* [DIRECTIVE 1] Please write out the part of the interview starting with "Any places to" and going on through "the following morning.".
* [DIRECTIVE 2] In the interview, where would the speaker first take a visiting best friend?

* [DOCUMENT SECTION]
There were still hard moments. Some days were heavy. But it was all part of the growth.
In the last six months, I’ve started sharing more of my work publicly, collaborated with incredible artists, made new friendships, and released a full song and music video. One of the most surreal moments was hearing my song on an indie radio station — something that felt like real, earned validation. I also got accepted into two artist contests and formed a band of amazing musicians to help bring Wren Silas to life both in the studio and live.
There’s still a lot ahead, but I’ve never felt more grounded in who I am and where I’m going.

Any places to eat or things to do that you can share with our readers? If they have a friend visiting town, what are some spots they could take them to?
If my best friend was visiting, we’d basically plan the whole week around food, drinks, and fun experiences — those are my love languages. I’d probably kick things off by taking them to a kava bar in Dallas or Denton. I like bringing friends there because it’s the perfect way to hang out and talk without the chaos of alcohol. The vibes are always calm, and the drinks make you feel relaxed and social without turning your brain into soup and destroying your bliss the following morning.

* [PROVIDED DATA]
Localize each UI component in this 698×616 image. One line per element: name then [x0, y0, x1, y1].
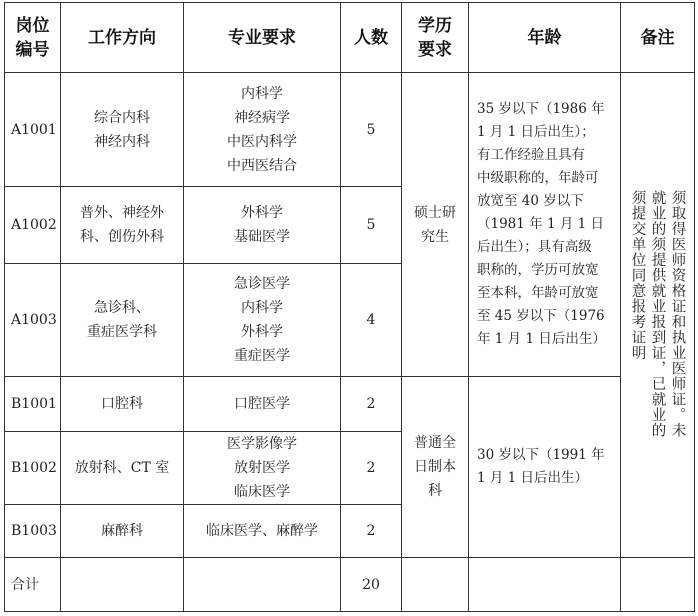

* [FULL SOLUTION 1]
Any places to eat or things to do that you can share with our readers? If they have a friend visiting town, what are some spots they could take them to?
If my best friend was visiting, we’d basically plan the whole week around food, drinks, and fun experiences — those are my love languages. I’d probably kick things off by taking them to a kava bar in Dallas or Denton. I like bringing friends there because it’s the perfect way to hang out and talk without the chaos of alcohol. The vibes are always calm, and the drinks make you feel relaxed and social without turning your brain into soup and destroying your bliss the following morning.

* [FULL SOLUTION 2] To a kava bar in Dallas or Denton.